-- START OF Selected excerpt --

Dorianne, a prolific writer, has published a chapbook, Superman: The Chapbook (2008), The Poet’s Companion: A Guide to the Pleasures of Writing Poetry (1997) as a co-author with Kim Addonizio, and four other books of poetry: Smoke (BOA Editions, 2000); What We Carry (1994), a finalist for the National Book Critics Circle Award; and Awake (1990), nominated for the San Francisco Bay Area Book Critics Award for Poetry. Her latest full book of poetry, Facts About the Moon (W. W. Norton 2005), won the Oregon Book Award.
I began the interview by asking questions about her process and her work in general. I see her poetry in the same vein as that of Billy Collins, characterized by elegant yet simple language. My opinion aside, I asked her to describe her poetry to someone who may not be familiar with it, and she said, “I guess you could say I’m a free verse narrative poet, but that is so dry and lifeless. I write about life, significant moments that rise up from all the ordinary moments, and begin to sing: Pay attention!”
And she does. My favorite poems include one about the ugliness of her husband’s face, “Face Poem,” and the burial of a hummingbird in the backyard, “Hummingbird,” both from Facts About the Moon. Dorianne gets her inspiration from daily life. She sees poetry in “washing the clothes, doing yard work, watching people, birds, eating a sandwich, talking to my husband, shopping with a friend. I really don’t discriminate.” She reads for inspiration too, “which ranges from poetry to fiction, non-fiction, the news, cereal boxes, signage. The various media that inundates our lives can sometimes inspire.”

-- END OF Selected excerpt --
-- START OF Record list --

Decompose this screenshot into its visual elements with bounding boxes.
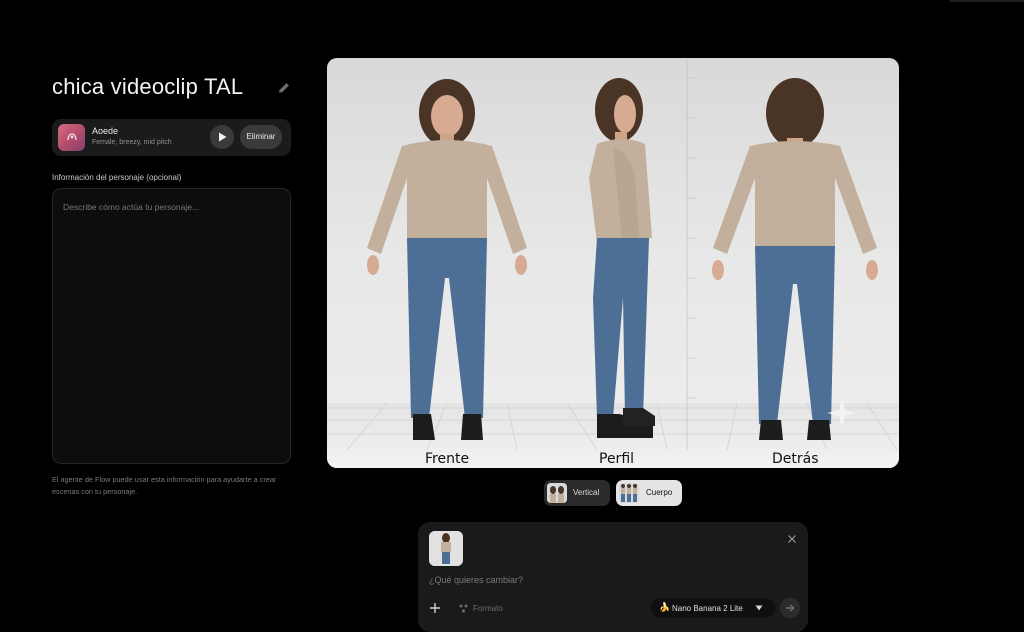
vertical-thumbnail: [547, 483, 567, 503]
view-option-vertical-label: Vertical: [573, 488, 600, 497]
chevron-down-icon: [755, 605, 763, 611]
plus-icon[interactable]: [429, 602, 441, 614]
banana-icon: 🍌: [659, 602, 671, 612]
edit-prompt-input[interactable]: ¿Qué quieres cambiar?: [429, 575, 523, 585]
character-name[interactable]: chica videoclip TAL: [52, 74, 243, 100]
character-info-input[interactable]: Describe cómo actúa tu personaje...: [52, 188, 291, 464]
reference-thumbnail[interactable]: [429, 531, 463, 566]
voice-name: Aoede: [92, 126, 119, 136]
turnaround-figures: [327, 58, 899, 468]
format-icon[interactable]: [458, 603, 469, 614]
pencil-icon[interactable]: [277, 81, 291, 95]
close-icon[interactable]: [787, 534, 797, 544]
send-button[interactable]: [780, 598, 800, 618]
view-option-body[interactable]: Cuerpo: [616, 480, 682, 506]
voice-avatar: [58, 124, 85, 151]
view-label-profile: Perfil: [599, 451, 635, 467]
view-option-vertical[interactable]: Vertical: [544, 480, 610, 506]
view-label-front: Frente: [425, 451, 470, 467]
edit-prompt-card: ¿Qué quieres cambiar? Formato 🍌 Nano Ban…: [418, 522, 808, 632]
character-turnaround-image: Frente Perfil Detrás: [327, 58, 899, 468]
character-info-hint: El agente de Flow puede usar esta inform…: [52, 475, 277, 496]
format-button[interactable]: Formato: [473, 604, 503, 613]
figure-profile: [589, 78, 655, 438]
delete-voice-button[interactable]: Eliminar: [240, 125, 282, 149]
figure-back: [712, 78, 878, 440]
voice-description: Female, breezy, mid pitch: [92, 139, 172, 146]
character-info-label: Información del personaje (opcional): [52, 173, 182, 182]
model-label: Nano Banana 2 Lite: [672, 604, 743, 613]
voice-card[interactable]: Aoede Female, breezy, mid pitch Eliminar: [52, 119, 291, 156]
voice-avatar-icon: [67, 133, 77, 141]
body-thumbnail: [619, 483, 639, 503]
arrow-right-icon: [786, 604, 795, 612]
figure-front: [367, 79, 527, 440]
model-selector[interactable]: 🍌 Nano Banana 2 Lite: [651, 598, 775, 618]
character-info-placeholder: Describe cómo actúa tu personaje...: [63, 202, 200, 212]
play-voice-button[interactable]: [210, 125, 234, 149]
view-option-body-label: Cuerpo: [646, 488, 673, 497]
window-edge: [950, 0, 1024, 2]
play-icon: [219, 132, 227, 142]
view-label-back: Detrás: [772, 451, 819, 467]
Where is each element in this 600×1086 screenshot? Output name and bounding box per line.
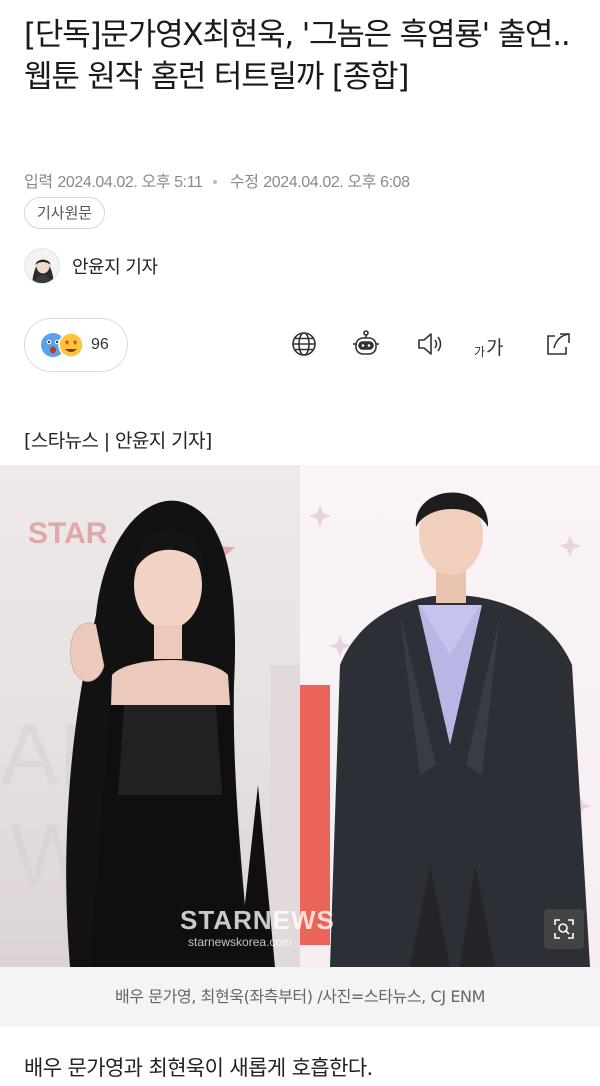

-- END OF Record list --

### Written task 1
Duplicate the Dorianne interview from "Dorianne, a prolific" up to and including "Oregon Book Award.".
### Written task 2
Sum up the Dorianne interview in two sentences.
### Written task 3
Take the Dorianne interview further, picking up right after its last sentence.
The data isn't needed here.

### Final result 1
Dorianne, a prolific writer, has published a chapbook, Superman: The Chapbook (2008), The Poet’s Companion: A Guide to the Pleasures of Writing Poetry (1997) as a co-author with Kim Addonizio, and four other books of poetry: Smoke (BOA Editions, 2000); What We Carry (1994), a finalist for the National Book Critics Circle Award; and Awake (1990), nominated for the San Francisco Bay Area Book Critics Award for Poetry. Her latest full book of poetry, Facts About the Moon (W. W. Norton 2005), won the Oregon Book Award.

### Final result 2
Dorianne is a poet whose books include Facts About the Moon, which won the Oregon Book Award, and What We Carry, a finalist for the National Book Critics Circle Award. She calls herself a free verse narrative poet who writes about significant moments in ordinary life, and she draws inspiration from daily activities like yard work and watching people and birds, as well as from reading everything from fiction to cereal boxes.

### Final result 3
Once she finishes her poems, Dorianne has friends, colleagues, and her poet husband, Joseph Millar, review her work before she shows it to the editors of a publishing house. “My husband,” she says, “reads each new poem and lets me know if it’s worth working on. If he says little, I know it’s missed the mark, if he starts right in making suggestions, I know I’ve got something. Once in a great while he says, ‘You nailed it!’ but those times are few and far between.”
Although much of her editing is done before it gets to the publisher, I asked her if once her work was in the publishing house an editor had ever made a change that she absolutely hated. I wanted dirt on some evil-editing practices, but Dorianne simply said, “I appreciate their suggestions and take them as often as I can. There are times I become married to a stanza, a line, an image, a word, and can’t seem to let go of it. I have had good luck with my book editors as I tend to agree with them when they make suggestions. I was especially happy with the late A. Poulin, Jr., editor for BOA Editions, Ltd., who was very good at seeing last lines I didn’t need and chopping them off.”
Editing poetry is less about editing for grammar and line, Dorianne confirmed, and more about concepts. “Al Poulin would call me up in the middle of the night, his time—he was on the east coast and I was on the west, so it worked—and ask me to read him a new poem. Then we’d just talk about the poem, what it was doing. He picked it apart word-by-word, and would ask, ‘Do you really need this [in the poem]?’”
She credits Poulin as one of the “two best hands-on editors of poetry that ever lived.” Editors now take a “fairly hands-off” approach, which Dorianne explains “is no reflection on the editors of today. Times have changed. There are just so many books out now, and editors don’t really have the time. I think editors choose books they know are going to be fairly polished when they come in.”
So, what do editors at publishing houses edit for to make poetry publishable? Dorianne was relaxed about a manuscript she was waiting to hear back on from the editors at Norton. “I send polished work. My friends and colleagues have looked the work over and I’ve taken it as far as I can. I’m waiting for the copy editor to get back to me about my latest book and expect there will be plenty of small questions I’ll have to consider, but nothing major.”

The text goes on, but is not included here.